+++ RECORDS FOR THIS EXERCISE

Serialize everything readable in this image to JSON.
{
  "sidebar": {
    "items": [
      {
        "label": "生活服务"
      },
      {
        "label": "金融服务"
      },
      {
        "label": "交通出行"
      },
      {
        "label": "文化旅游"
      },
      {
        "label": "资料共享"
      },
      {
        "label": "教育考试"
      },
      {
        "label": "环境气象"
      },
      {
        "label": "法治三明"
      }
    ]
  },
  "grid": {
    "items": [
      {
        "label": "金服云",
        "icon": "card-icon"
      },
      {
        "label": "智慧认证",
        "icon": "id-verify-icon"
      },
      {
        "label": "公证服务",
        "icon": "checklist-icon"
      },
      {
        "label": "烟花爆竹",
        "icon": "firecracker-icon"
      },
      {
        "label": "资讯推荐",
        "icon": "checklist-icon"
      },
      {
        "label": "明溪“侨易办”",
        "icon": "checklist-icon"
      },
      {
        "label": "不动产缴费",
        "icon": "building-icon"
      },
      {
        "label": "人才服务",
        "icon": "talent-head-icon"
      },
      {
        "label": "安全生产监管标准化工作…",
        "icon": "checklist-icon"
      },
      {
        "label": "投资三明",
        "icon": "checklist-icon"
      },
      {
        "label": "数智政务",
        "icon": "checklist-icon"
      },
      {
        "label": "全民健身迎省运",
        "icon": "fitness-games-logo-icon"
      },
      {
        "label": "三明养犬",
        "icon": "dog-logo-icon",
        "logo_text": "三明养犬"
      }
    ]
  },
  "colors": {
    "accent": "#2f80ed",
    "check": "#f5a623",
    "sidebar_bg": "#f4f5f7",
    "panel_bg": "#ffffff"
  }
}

++++++

_GIVEN TASK_
Transcribe the material above word for word.

_RESPONSE_
Serialize everything readable in this image to JSON.
{
  "sidebar": {
    "items": [
      {
        "label": "生活服务"
      },
      {
        "label": "金融服务"
      },
      {
        "label": "交通出行"
      },
      {
        "label": "文化旅游"
      },
      {
        "label": "资料共享"
      },
      {
        "label": "教育考试"
      },
      {
        "label": "环境气象"
      },
      {
        "label": "法治三明"
      }
    ]
  },
  "grid": {
    "items": [
      {
        "label": "金服云",
        "icon": "card-icon"
      },
      {
        "label": "智慧认证",
        "icon": "id-verify-icon"
      },
      {
        "label": "公证服务",
        "icon": "checklist-icon"
      },
      {
        "label": "烟花爆竹",
        "icon": "firecracker-icon"
      },
      {
        "label": "资讯推荐",
        "icon": "checklist-icon"
      },
      {
        "label": "明溪“侨易办”",
        "icon": "checklist-icon"
      },
      {
        "label": "不动产缴费",
        "icon": "building-icon"
      },
      {
        "label": "人才服务",
        "icon": "talent-head-icon"
      },
      {
        "label": "安全生产监管标准化工作…",
        "icon": "checklist-icon"
      },
      {
        "label": "投资三明",
        "icon": "checklist-icon"
      },
      {
        "label": "数智政务",
        "icon": "checklist-icon"
      },
      {
        "label": "全民健身迎省运",
        "icon": "fitness-games-logo-icon"
      },
      {
        "label": "三明养犬",
        "icon": "dog-logo-icon",
        "logo_text": "三明养犬"
      }
    ]
  },
  "colors": {
    "accent": "#2f80ed",
    "check": "#f5a623",
    "sidebar_bg": "#f4f5f7",
    "panel_bg": "#ffffff"
  }
}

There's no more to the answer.